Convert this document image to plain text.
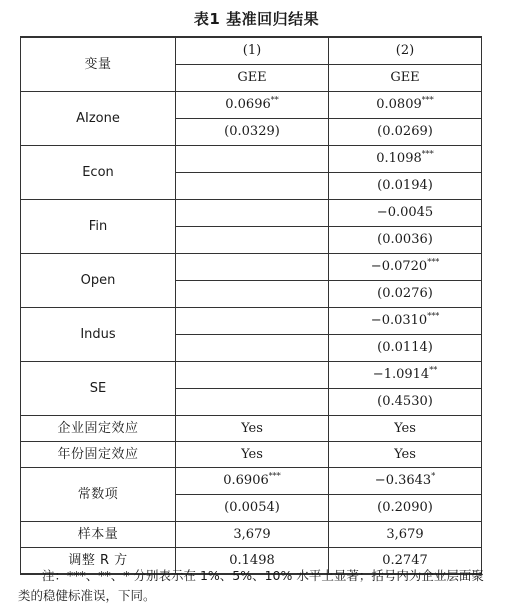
表1 基准回归结果
变量	(1)	(2)
	GEE	GEE
AIzone	0.0696**	0.0809***
	(0.0329)	(0.0269)
Econ		0.1098***
		(0.0194)
Fin		−0.0045
		(0.0036)
Open		−0.0720***
		(0.0276)
Indus		−0.0310***
		(0.0114)
SE		−1.0914**
		(0.4530)
企业固定效应	Yes	Yes
年份固定效应	Yes	Yes
常数项	0.6906***	−0.3643*
	(0.0054)	(0.2090)
样本量	3,679	3,679
调整 R 方	0.1498	0.2747
注：***、**、* 分别表示在 1%、5%、10% 水平上显著；括号内为企业层面聚类的稳健标准误，下同。
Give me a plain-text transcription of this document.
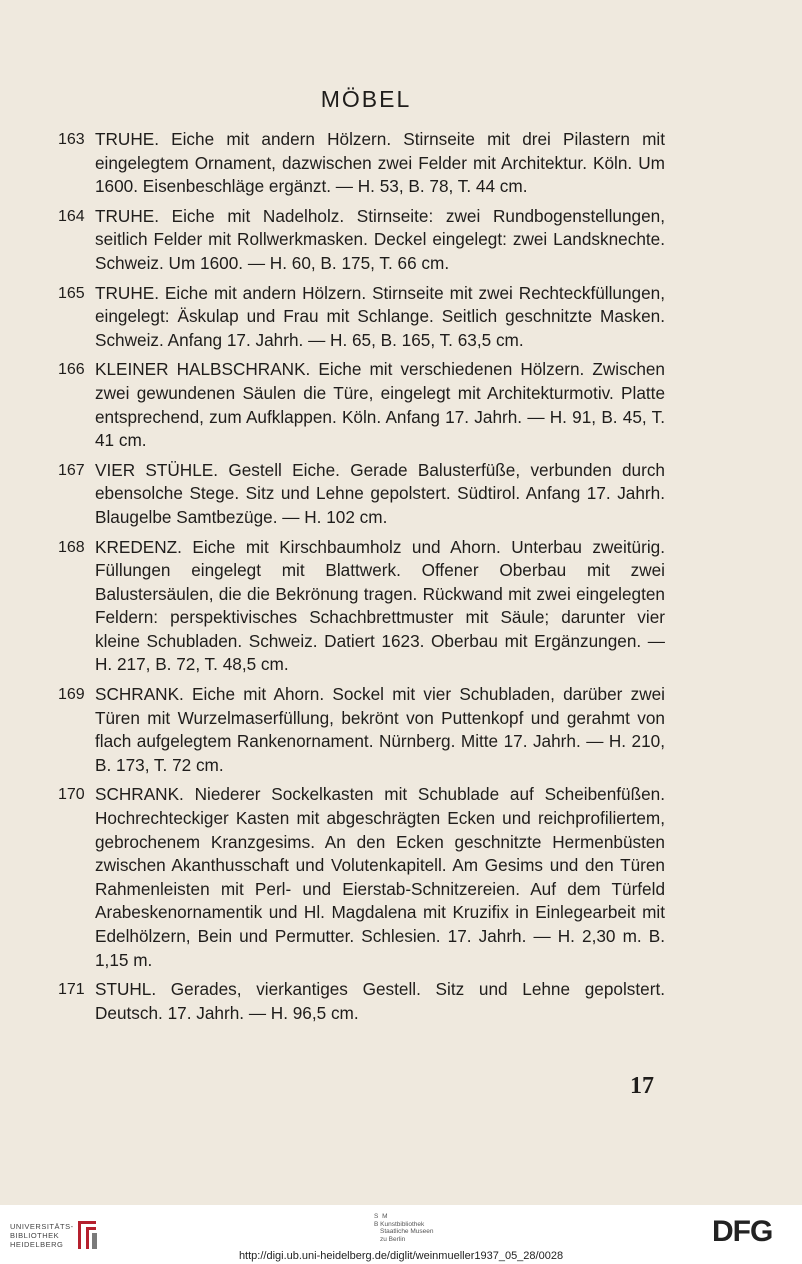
MÖBEL
163 TRUHE. Eiche mit andern Hölzern. Stirnseite mit drei Pilastern mit eingelegtem Ornament, dazwischen zwei Felder mit Architektur. Köln. Um 1600. Eisenbeschläge ergänzt. — H. 53, B. 78, T. 44 cm.
164 TRUHE. Eiche mit Nadelholz. Stirnseite: zwei Rundbogenstellungen, seitlich Felder mit Rollwerkmasken. Deckel eingelegt: zwei Landsknechte. Schweiz. Um 1600. — H. 60, B. 175, T. 66 cm.
165 TRUHE. Eiche mit andern Hölzern. Stirnseite mit zwei Rechteckfüllungen, eingelegt: Äskulap und Frau mit Schlange. Seitlich geschnitzte Masken. Schweiz. Anfang 17. Jahrh. — H. 65, B. 165, T. 63,5 cm.
166 KLEINER HALBSCHRANK. Eiche mit verschiedenen Hölzern. Zwischen zwei gewundenen Säulen die Türe, eingelegt mit Architekturmotiv. Platte entsprechend, zum Aufklappen. Köln. Anfang 17. Jahrh. — H. 91, B. 45, T. 41 cm.
167 VIER STÜHLE. Gestell Eiche. Gerade Balusterfüße, verbunden durch ebensolche Stege. Sitz und Lehne gepolstert. Südtirol. Anfang 17. Jahrh. Blaugelbe Samtbezüge. — H. 102 cm.
168 KREDENZ. Eiche mit Kirschbaumholz und Ahorn. Unterbau zweitürig. Füllungen eingelegt mit Blattwerk. Offener Oberbau mit zwei Balustersäulen, die die Bekrönung tragen. Rückwand mit zwei eingelegten Feldern: perspektivisches Schachbrettmuster mit Säule; darunter vier kleine Schubladen. Schweiz. Datiert 1623. Oberbau mit Ergänzungen. — H. 217, B. 72, T. 48,5 cm.
169 SCHRANK. Eiche mit Ahorn. Sockel mit vier Schubladen, darüber zwei Türen mit Wurzelmaserfüllung, bekrönt von Puttenkopf und gerahmt von flach aufgelegtem Rankenornament. Nürnberg. Mitte 17. Jahrh. — H. 210, B. 173, T. 72 cm.
170 SCHRANK. Niederer Sockelkasten mit Schublade auf Scheibenfüßen. Hochrechteckiger Kasten mit abgeschrägten Ecken und reichprofiliertem, gebrochenem Kranzgesims. An den Ecken geschnitzte Hermenbüsten zwischen Akanthusschaft und Volutenkapitell. Am Gesims und den Türen Rahmenleisten mit Perl- und Eierstab-Schnitzereien. Auf dem Türfeld Arabeskenornamentik und Hl. Magdalena mit Kruzifix in Einlegearbeit mit Edelhölzern, Bein und Permutter. Schlesien. 17. Jahrh. — H. 2,30 m. B. 1,15 m.
171 STUHL. Gerades, vierkantiges Gestell. Sitz und Lehne gepolstert. Deutsch. 17. Jahrh. — H. 96,5 cm.
17
UNIVERSITÄTS-
BIBLIOTHEK
HEIDELBERG
S M
B Kunstbibliothek
Staatliche Museen
zu Berlin	DFG
http://digi.ub.uni-heidelberg.de/diglit/weinmueller1937_05_28/0028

_WHAT YOU HAVE TO DO:_ Reproduce every entry word for word, but omit the pictures.

_EXPECTED OUTPUT:_
Convert this document image to plain text.
表1 基准回归结果
变量	(1)	(2)
	GEE	GEE
AIzone	0.0696**	0.0809***
	(0.0329)	(0.0269)
Econ		0.1098***
		(0.0194)
Fin		−0.0045
		(0.0036)
Open		−0.0720***
		(0.0276)
Indus		−0.0310***
		(0.0114)
SE		−1.0914**
		(0.4530)
企业固定效应	Yes	Yes
年份固定效应	Yes	Yes
常数项	0.6906***	−0.3643*
	(0.0054)	(0.2090)
样本量	3,679	3,679
调整 R 方	0.1498	0.2747
注：***、**、* 分别表示在 1%、5%、10% 水平上显著；括号内为企业层面聚类的稳健标准误，下同。
Give me a plain-text transcription of this document.
MÖBEL
163 TRUHE. Eiche mit andern Hölzern. Stirnseite mit drei Pilastern mit eingelegtem Ornament, dazwischen zwei Felder mit Architektur. Köln. Um 1600. Eisenbeschläge ergänzt. — H. 53, B. 78, T. 44 cm.
164 TRUHE. Eiche mit Nadelholz. Stirnseite: zwei Rundbogenstellungen, seitlich Felder mit Rollwerkmasken. Deckel eingelegt: zwei Landsknechte. Schweiz. Um 1600. — H. 60, B. 175, T. 66 cm.
165 TRUHE. Eiche mit andern Hölzern. Stirnseite mit zwei Rechteckfüllungen, eingelegt: Äskulap und Frau mit Schlange. Seitlich geschnitzte Masken. Schweiz. Anfang 17. Jahrh. — H. 65, B. 165, T. 63,5 cm.
166 KLEINER HALBSCHRANK. Eiche mit verschiedenen Hölzern. Zwischen zwei gewundenen Säulen die Türe, eingelegt mit Architekturmotiv. Platte entsprechend, zum Aufklappen. Köln. Anfang 17. Jahrh. — H. 91, B. 45, T. 41 cm.
167 VIER STÜHLE. Gestell Eiche. Gerade Balusterfüße, verbunden durch ebensolche Stege. Sitz und Lehne gepolstert. Südtirol. Anfang 17. Jahrh. Blaugelbe Samtbezüge. — H. 102 cm.
168 KREDENZ. Eiche mit Kirschbaumholz und Ahorn. Unterbau zweitürig. Füllungen eingelegt mit Blattwerk. Offener Oberbau mit zwei Balustersäulen, die die Bekrönung tragen. Rückwand mit zwei eingelegten Feldern: perspektivisches Schachbrettmuster mit Säule; darunter vier kleine Schubladen. Schweiz. Datiert 1623. Oberbau mit Ergänzungen. — H. 217, B. 72, T. 48,5 cm.
169 SCHRANK. Eiche mit Ahorn. Sockel mit vier Schubladen, darüber zwei Türen mit Wurzelmaserfüllung, bekrönt von Puttenkopf und gerahmt von flach aufgelegtem Rankenornament. Nürnberg. Mitte 17. Jahrh. — H. 210, B. 173, T. 72 cm.
170 SCHRANK. Niederer Sockelkasten mit Schublade auf Scheibenfüßen. Hochrechteckiger Kasten mit abgeschrägten Ecken und reichprofiliertem, gebrochenem Kranzgesims. An den Ecken geschnitzte Hermenbüsten zwischen Akanthusschaft und Volutenkapitell. Am Gesims und den Türen Rahmenleisten mit Perl- und Eierstab-Schnitzereien. Auf dem Türfeld Arabeskenornamentik und Hl. Magdalena mit Kruzifix in Einlegearbeit mit Edelhölzern, Bein und Permutter. Schlesien. 17. Jahrh. — H. 2,30 m. B. 1,15 m.
171 STUHL. Gerades, vierkantiges Gestell. Sitz und Lehne gepolstert. Deutsch. 17. Jahrh. — H. 96,5 cm.
17
UNIVERSITÄTS-
BIBLIOTHEK
HEIDELBERG
S M
B Kunstbibliothek
Staatliche Museen
zu Berlin	DFG
http://digi.ub.uni-heidelberg.de/diglit/weinmueller1937_05_28/0028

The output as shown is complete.